STATED EXERCISE: Copy every record exactly, and keep the pictures out.

>> BEGIN DATASET EXCERPTS

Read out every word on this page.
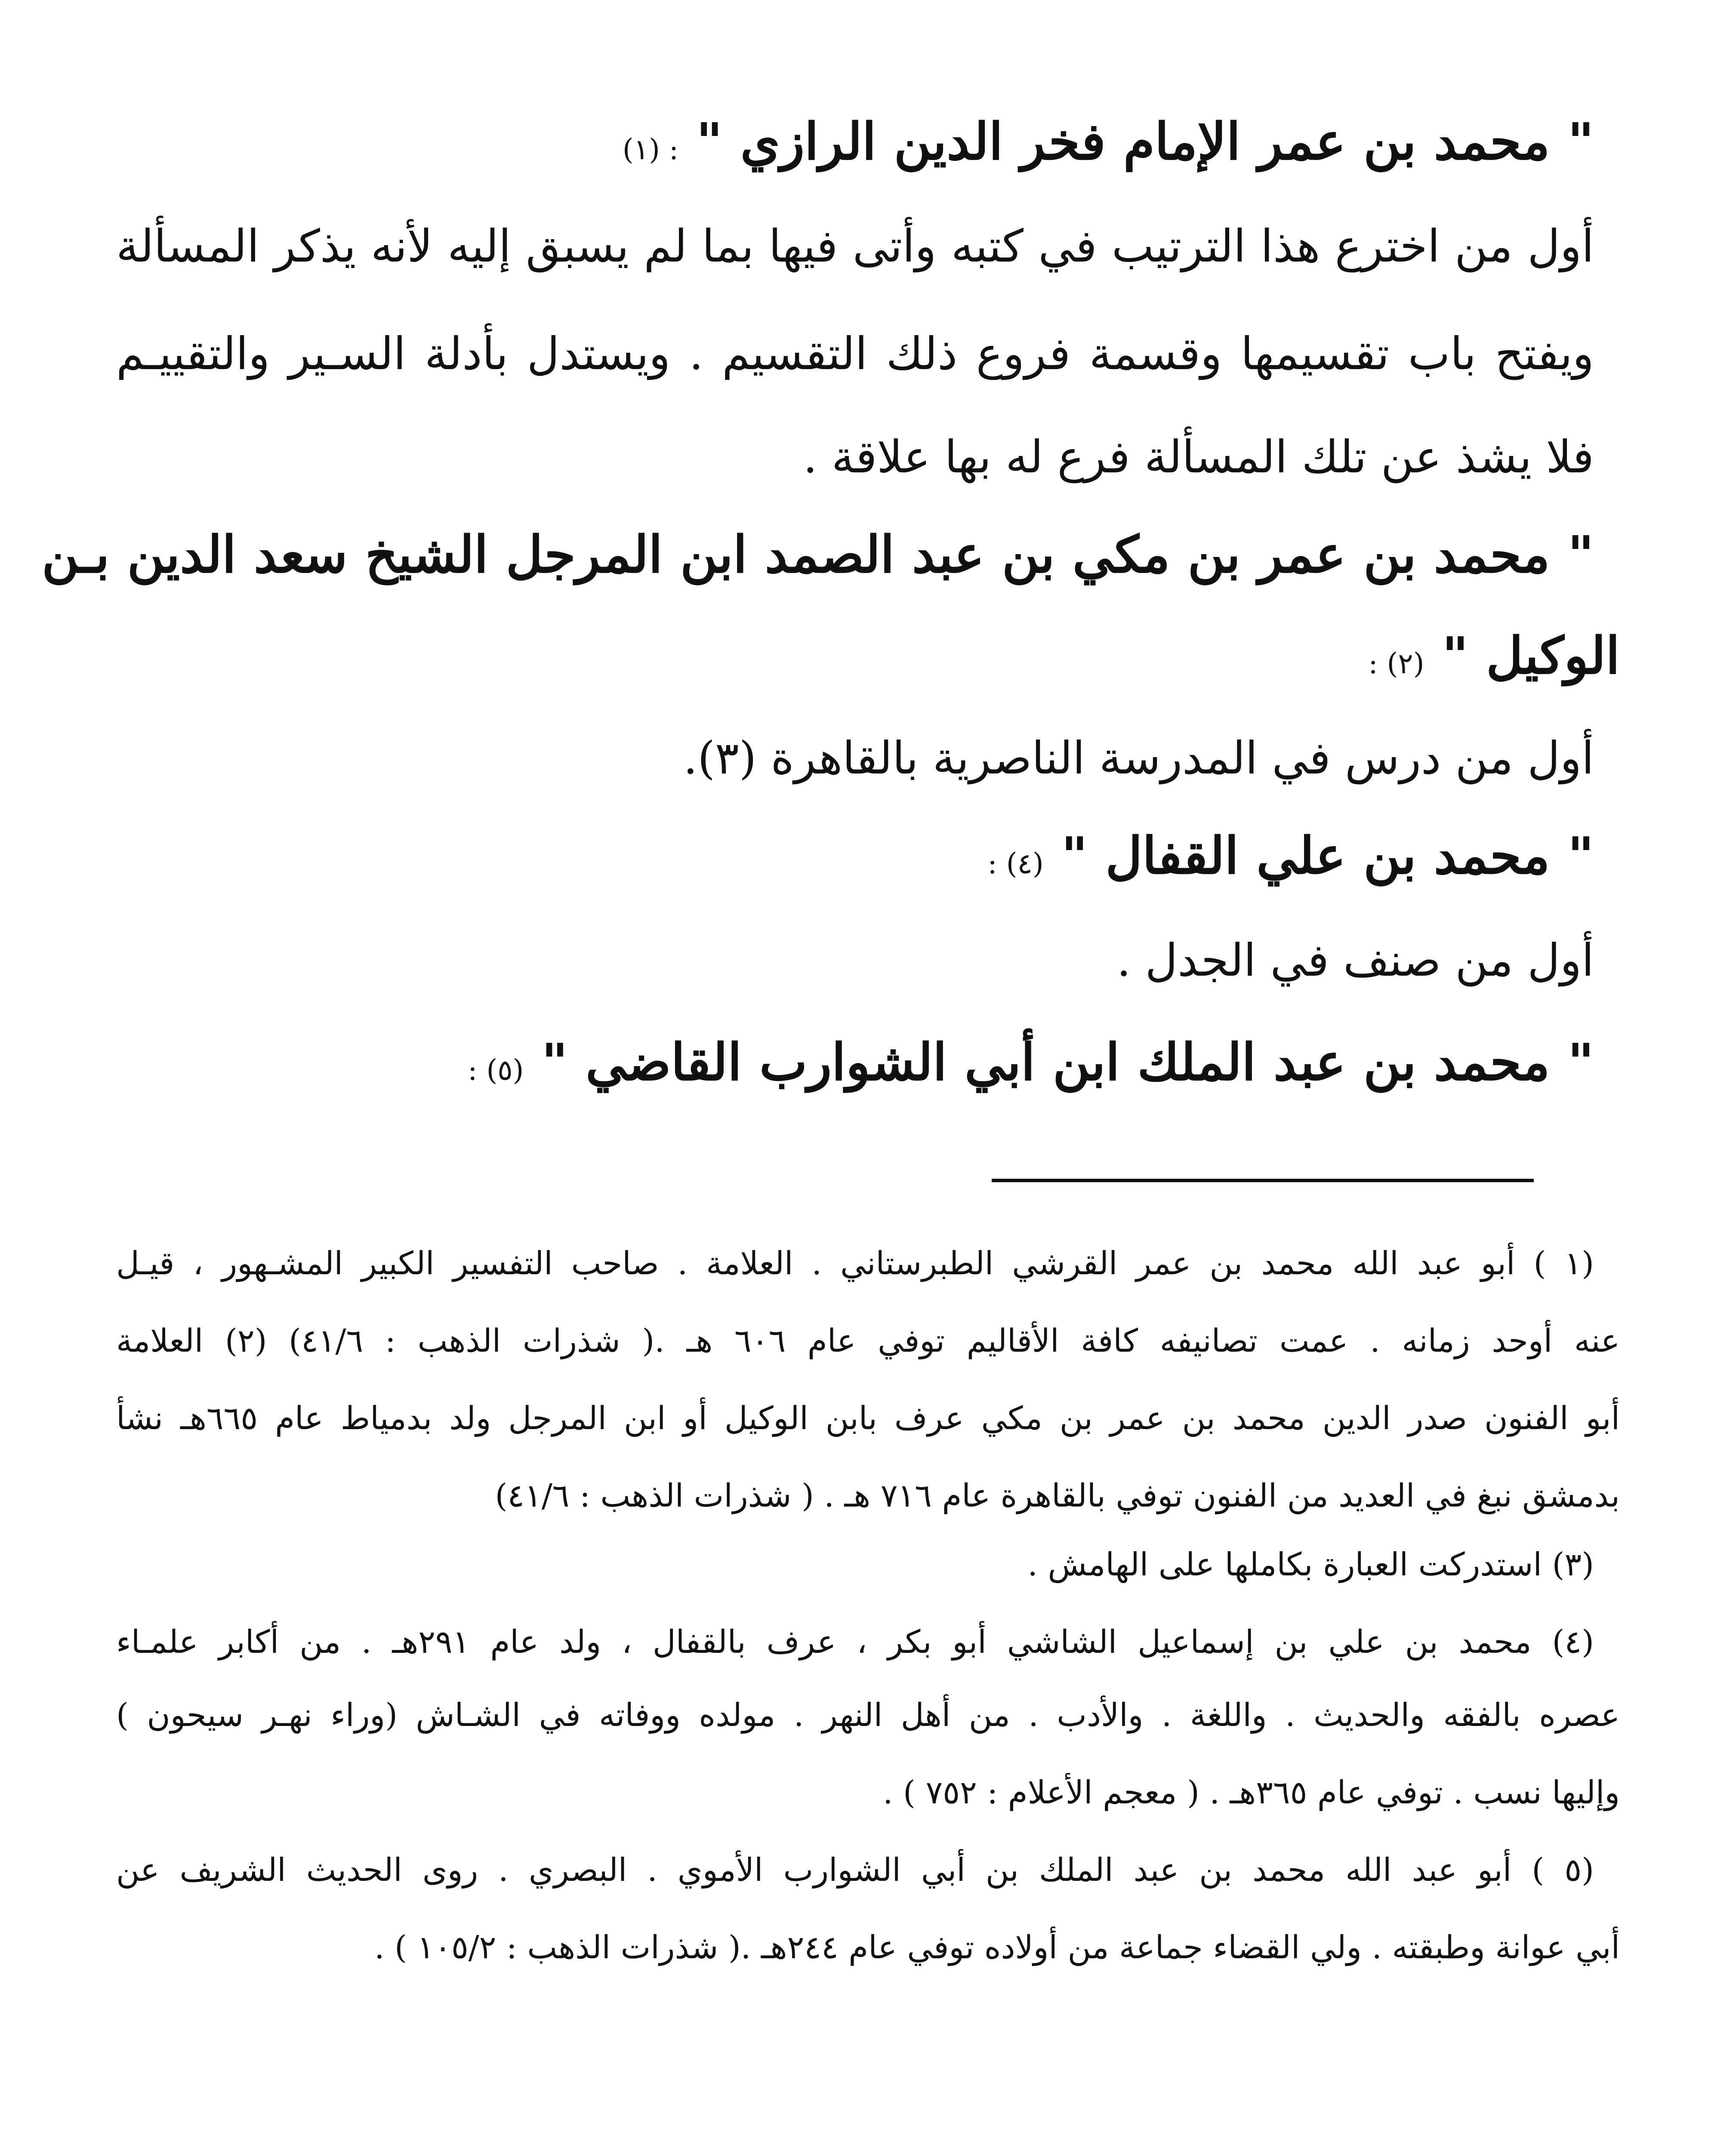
" محمد بن عمر الإمام فخر الدين الرازي " : (١)
أول من اخترع هذا الترتيب في كتبه وأتى فيها بما لم يسبق إليه لأنه يذكر المسألة
ويفتح باب تقسيمها وقسمة فروع ذلك التقسيم . ويستدل بأدلة السـير والتقييـم
فلا يشذ عن تلك المسألة فرع له بها علاقة .
" محمد بن عمر بن مكي بن عبد الصمد ابن المرجل الشيخ سعد الدين بـن
الوكيل " (٢) :
أول من درس في المدرسة الناصرية بالقاهرة (٣).
" محمد بن علي القفال " (٤) :
أول من صنف في الجدل .
" محمد بن عبد الملك ابن أبي الشوارب القاضي " (٥) :
(١ ) أبو عبد الله محمد بن عمر القرشي الطبرستاني . العلامة . صاحب التفسير الكبير المشـهور ، قيـل
عنه أوحد زمانه . عمت تصانيفه كافة الأقاليم توفي عام ٦٠٦ هـ .( شذرات الذهب : ٤١/٦) (٢) العلامة
أبو الفنون صدر الدين محمد بن عمر بن مكي عرف بابن الوكيل أو ابن المرجل ولد بدمياط عام ٦٦٥هـ نشأ
بدمشق نبغ في العديد من الفنون توفي بالقاهرة عام ٧١٦ هـ . ( شذرات الذهب : ٤١/٦)
(٣) استدركت العبارة بكاملها على الهامش .
(٤) محمد بن علي بن إسماعيل الشاشي أبو بكر ، عرف بالقفال ، ولد عام ٢٩١هـ . من أكابر علمـاء
عصره بالفقه والحديث . واللغة . والأدب . من أهل النهر . مولده ووفاته في الشـاش (وراء نهـر سيحون )
وإليها نسب . توفي عام ٣٦٥هـ . ( معجم الأعلام : ٧٥٢ ) .
(٥ ) أبو عبد الله محمد بن عبد الملك بن أبي الشوارب الأموي . البصري . روى الحديث الشريف عن
أبي عوانة وطبقته . ولي القضاء جماعة من أولاده توفي عام ٢٤٤هـ .( شذرات الذهب : ١٠٥/٢ ) .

>> END DATASET EXCERPTS

TASK ANSWER:
Read out every word on this page.
" محمد بن عمر الإمام فخر الدين الرازي " : (١)
أول من اخترع هذا الترتيب في كتبه وأتى فيها بما لم يسبق إليه لأنه يذكر المسألة
ويفتح باب تقسيمها وقسمة فروع ذلك التقسيم . ويستدل بأدلة السـير والتقييـم
فلا يشذ عن تلك المسألة فرع له بها علاقة .
" محمد بن عمر بن مكي بن عبد الصمد ابن المرجل الشيخ سعد الدين بـن
الوكيل " (٢) :
أول من درس في المدرسة الناصرية بالقاهرة (٣).
" محمد بن علي القفال " (٤) :
أول من صنف في الجدل .
" محمد بن عبد الملك ابن أبي الشوارب القاضي " (٥) :
(١ ) أبو عبد الله محمد بن عمر القرشي الطبرستاني . العلامة . صاحب التفسير الكبير المشـهور ، قيـل
عنه أوحد زمانه . عمت تصانيفه كافة الأقاليم توفي عام ٦٠٦ هـ .( شذرات الذهب : ٤١/٦) (٢) العلامة
أبو الفنون صدر الدين محمد بن عمر بن مكي عرف بابن الوكيل أو ابن المرجل ولد بدمياط عام ٦٦٥هـ نشأ
بدمشق نبغ في العديد من الفنون توفي بالقاهرة عام ٧١٦ هـ . ( شذرات الذهب : ٤١/٦)
(٣) استدركت العبارة بكاملها على الهامش .
(٤) محمد بن علي بن إسماعيل الشاشي أبو بكر ، عرف بالقفال ، ولد عام ٢٩١هـ . من أكابر علمـاء
عصره بالفقه والحديث . واللغة . والأدب . من أهل النهر . مولده ووفاته في الشـاش (وراء نهـر سيحون )
وإليها نسب . توفي عام ٣٦٥هـ . ( معجم الأعلام : ٧٥٢ ) .
(٥ ) أبو عبد الله محمد بن عبد الملك بن أبي الشوارب الأموي . البصري . روى الحديث الشريف عن
أبي عوانة وطبقته . ولي القضاء جماعة من أولاده توفي عام ٢٤٤هـ .( شذرات الذهب : ١٠٥/٢ ) .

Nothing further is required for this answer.